What is being asked.
Below are the records. List every line holding the word "TAKIE".

Data entries.
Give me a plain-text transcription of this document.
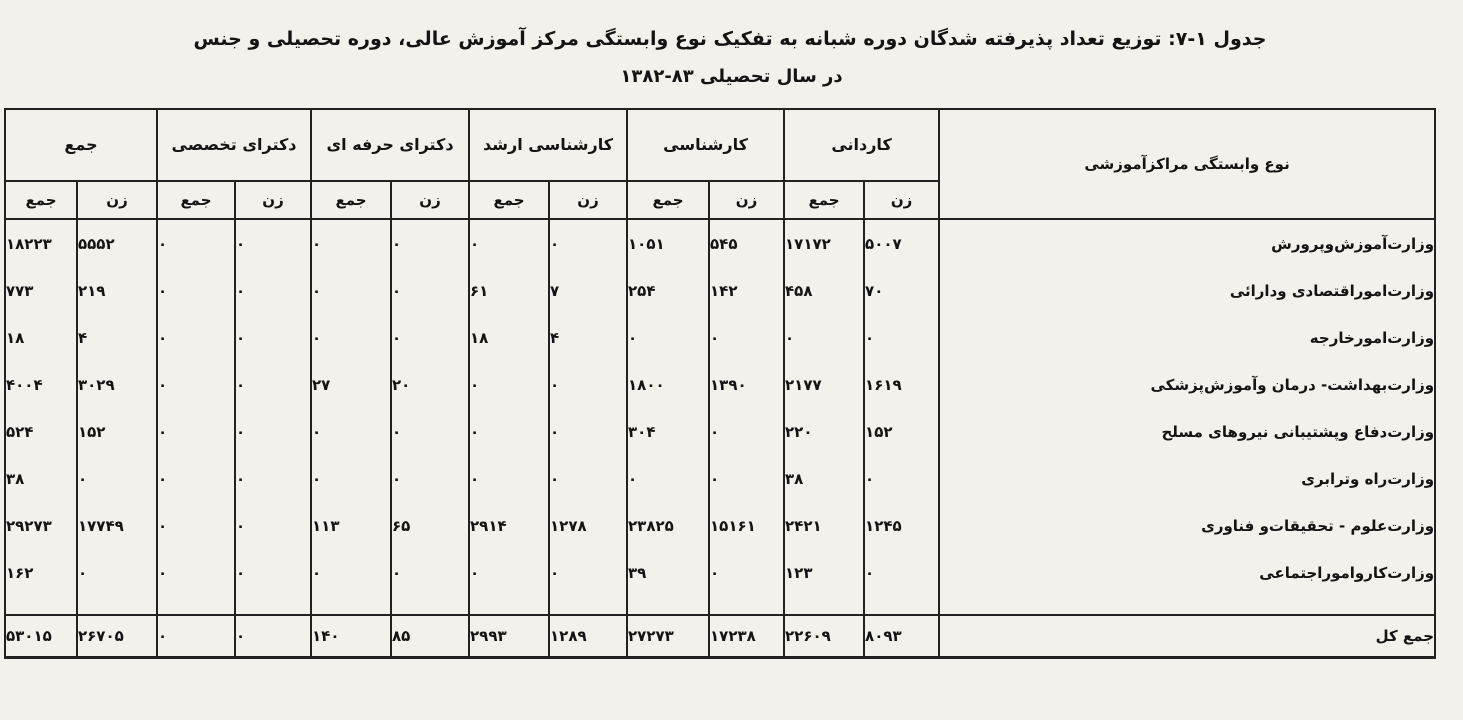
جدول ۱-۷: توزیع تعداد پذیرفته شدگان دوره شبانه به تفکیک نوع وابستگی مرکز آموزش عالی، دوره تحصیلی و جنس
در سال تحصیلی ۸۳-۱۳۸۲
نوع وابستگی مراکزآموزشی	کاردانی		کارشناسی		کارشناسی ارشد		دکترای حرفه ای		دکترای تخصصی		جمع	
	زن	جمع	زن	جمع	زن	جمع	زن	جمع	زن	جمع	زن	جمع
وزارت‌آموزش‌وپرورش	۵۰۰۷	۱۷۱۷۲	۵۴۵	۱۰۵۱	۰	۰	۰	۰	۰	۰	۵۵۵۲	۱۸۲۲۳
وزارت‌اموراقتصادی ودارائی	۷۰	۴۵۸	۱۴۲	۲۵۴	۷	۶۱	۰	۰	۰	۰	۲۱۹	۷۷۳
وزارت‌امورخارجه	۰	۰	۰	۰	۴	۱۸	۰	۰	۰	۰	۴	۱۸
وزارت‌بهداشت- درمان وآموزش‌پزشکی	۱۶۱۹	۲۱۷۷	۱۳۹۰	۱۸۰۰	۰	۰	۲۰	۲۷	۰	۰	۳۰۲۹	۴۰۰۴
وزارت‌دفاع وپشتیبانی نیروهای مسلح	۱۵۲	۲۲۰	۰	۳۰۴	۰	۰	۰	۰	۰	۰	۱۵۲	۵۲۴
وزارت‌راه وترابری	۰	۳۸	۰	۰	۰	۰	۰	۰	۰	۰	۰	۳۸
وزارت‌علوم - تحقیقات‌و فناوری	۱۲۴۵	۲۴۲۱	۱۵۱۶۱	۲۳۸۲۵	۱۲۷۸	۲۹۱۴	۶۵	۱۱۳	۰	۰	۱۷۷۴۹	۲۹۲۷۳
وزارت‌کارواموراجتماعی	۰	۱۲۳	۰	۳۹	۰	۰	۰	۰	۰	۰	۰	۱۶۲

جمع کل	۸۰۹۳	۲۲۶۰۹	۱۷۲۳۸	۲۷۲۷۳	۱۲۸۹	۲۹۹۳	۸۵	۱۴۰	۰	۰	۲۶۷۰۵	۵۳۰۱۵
...
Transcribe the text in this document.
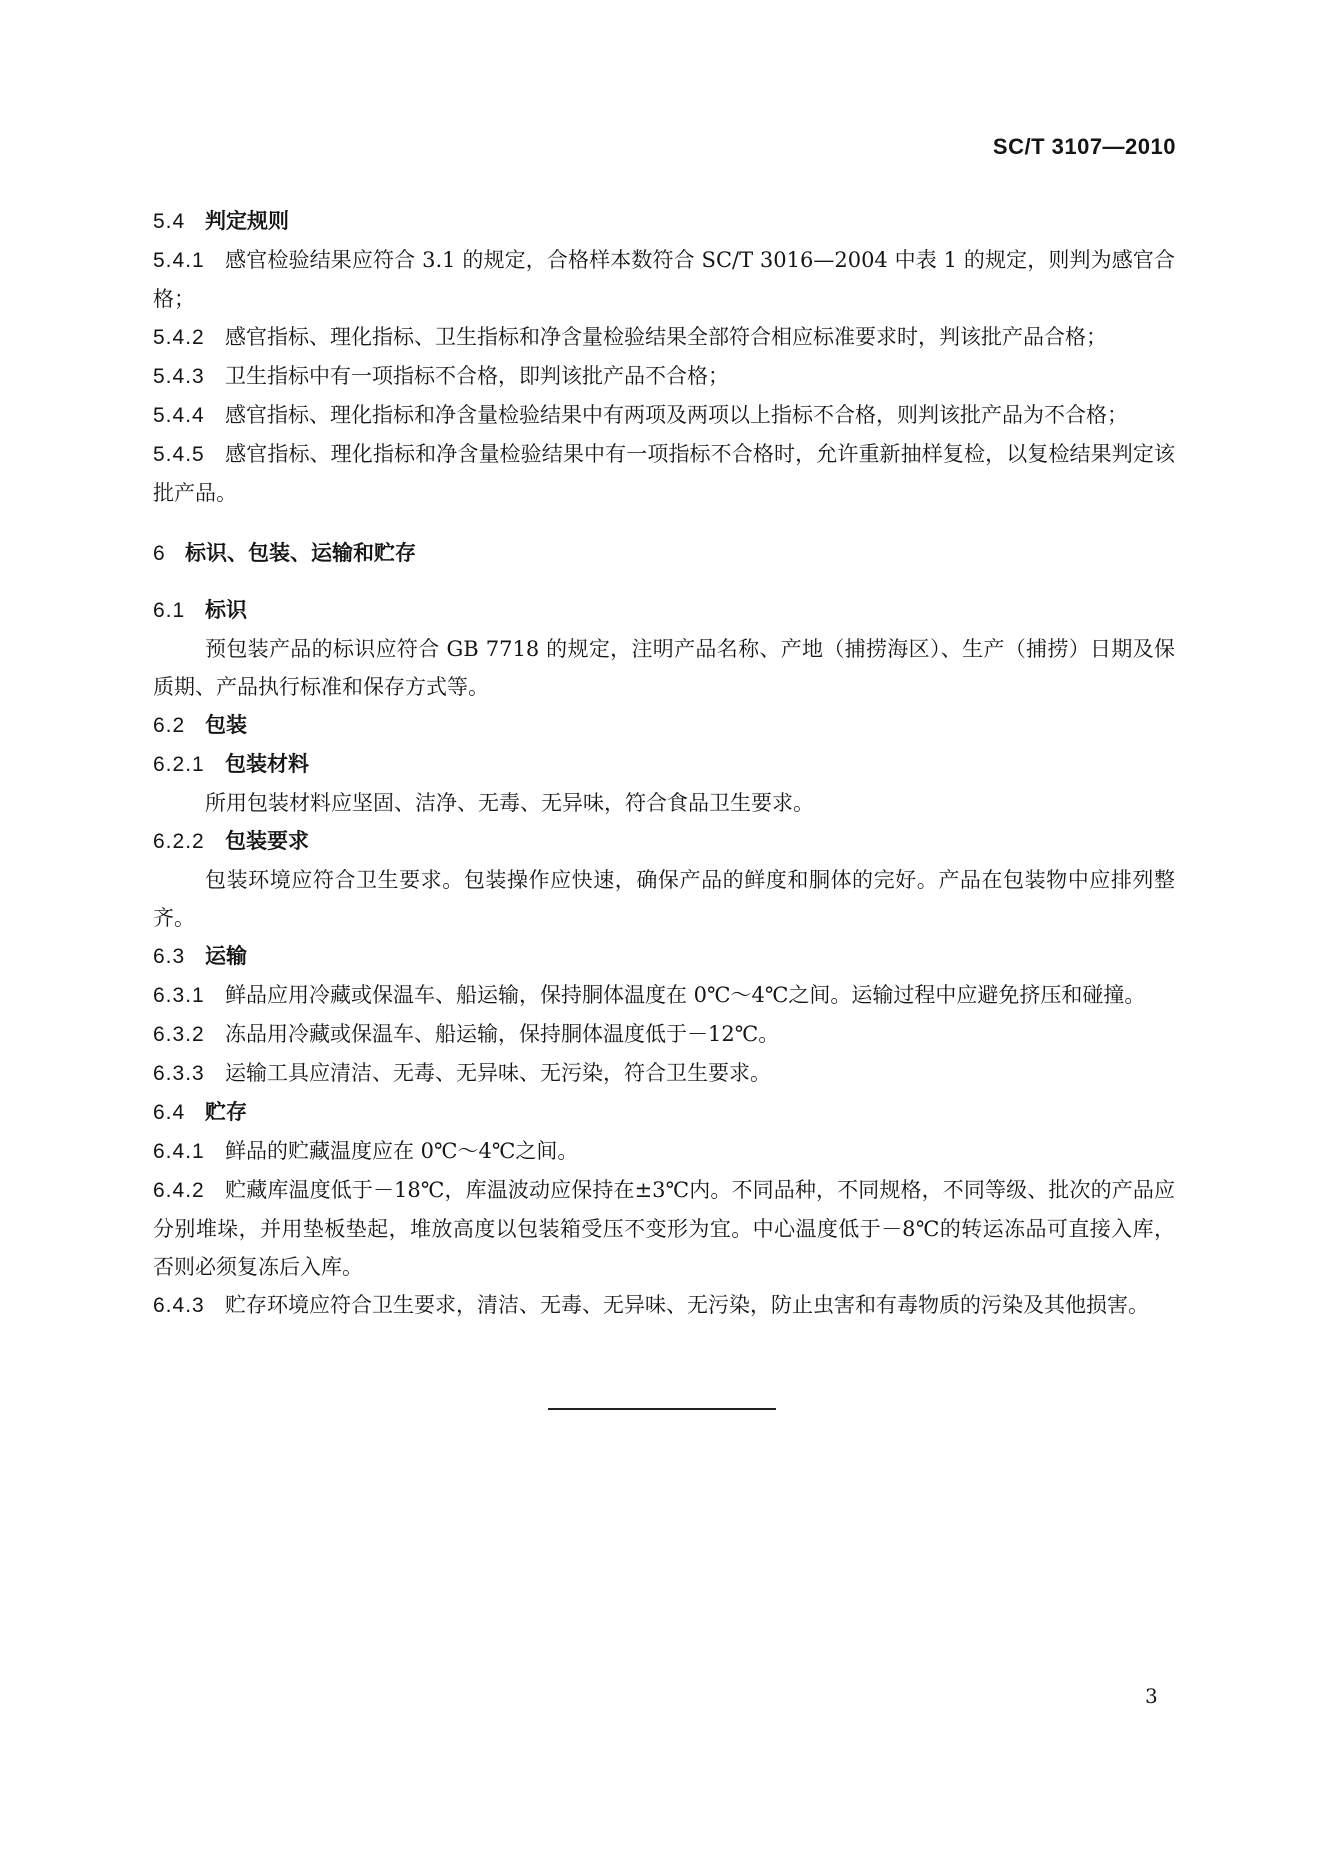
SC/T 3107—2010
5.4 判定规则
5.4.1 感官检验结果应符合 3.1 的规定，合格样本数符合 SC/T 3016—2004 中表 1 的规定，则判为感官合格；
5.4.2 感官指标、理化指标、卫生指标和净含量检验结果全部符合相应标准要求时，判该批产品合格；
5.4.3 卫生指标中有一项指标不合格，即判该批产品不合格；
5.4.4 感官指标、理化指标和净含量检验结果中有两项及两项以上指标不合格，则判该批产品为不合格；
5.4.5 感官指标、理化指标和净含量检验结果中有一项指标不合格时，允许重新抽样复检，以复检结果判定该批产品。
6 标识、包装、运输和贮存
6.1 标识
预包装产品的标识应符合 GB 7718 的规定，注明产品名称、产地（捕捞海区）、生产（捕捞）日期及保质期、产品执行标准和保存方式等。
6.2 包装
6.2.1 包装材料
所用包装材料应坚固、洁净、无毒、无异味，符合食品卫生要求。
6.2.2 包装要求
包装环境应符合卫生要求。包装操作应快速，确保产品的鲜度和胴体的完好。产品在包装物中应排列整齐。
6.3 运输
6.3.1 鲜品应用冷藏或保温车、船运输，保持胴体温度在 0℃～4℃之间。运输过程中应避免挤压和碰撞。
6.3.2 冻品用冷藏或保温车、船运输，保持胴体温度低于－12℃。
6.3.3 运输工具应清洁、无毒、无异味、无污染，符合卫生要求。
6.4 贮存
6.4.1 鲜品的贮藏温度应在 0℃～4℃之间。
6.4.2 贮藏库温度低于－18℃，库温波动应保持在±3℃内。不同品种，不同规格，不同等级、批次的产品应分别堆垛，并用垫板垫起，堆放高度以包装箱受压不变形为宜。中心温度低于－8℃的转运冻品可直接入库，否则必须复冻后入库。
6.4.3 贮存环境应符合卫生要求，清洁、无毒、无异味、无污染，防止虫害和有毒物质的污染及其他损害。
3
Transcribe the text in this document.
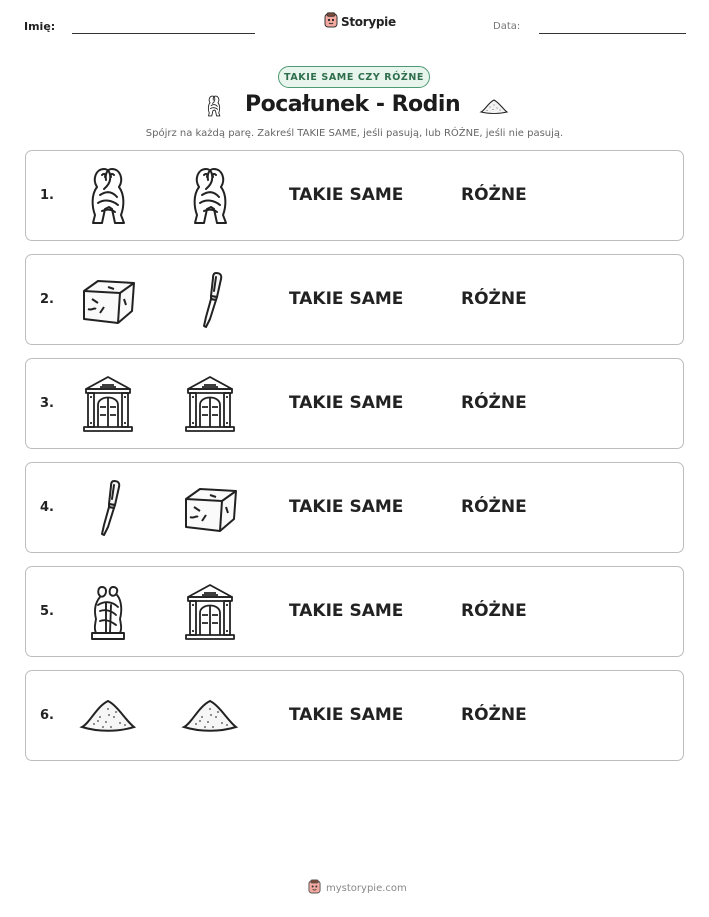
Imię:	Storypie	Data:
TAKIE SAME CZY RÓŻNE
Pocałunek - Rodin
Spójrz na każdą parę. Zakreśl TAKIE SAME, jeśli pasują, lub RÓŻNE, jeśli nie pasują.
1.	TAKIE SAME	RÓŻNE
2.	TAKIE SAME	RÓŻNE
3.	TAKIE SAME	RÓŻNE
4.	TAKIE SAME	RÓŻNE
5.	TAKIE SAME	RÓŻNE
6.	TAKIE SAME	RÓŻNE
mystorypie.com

Task result.
TAKIE SAME CZY RÓŻNE
Spójrz na każdą parę. Zakreśl TAKIE SAME, jeśli pasują, lub RÓŻNE, jeśli nie pasują.
1.	TAKIE SAME	RÓŻNE
2.	TAKIE SAME	RÓŻNE
3.	TAKIE SAME	RÓŻNE
4.	TAKIE SAME	RÓŻNE
5.	TAKIE SAME	RÓŻNE
6.	TAKIE SAME	RÓŻNE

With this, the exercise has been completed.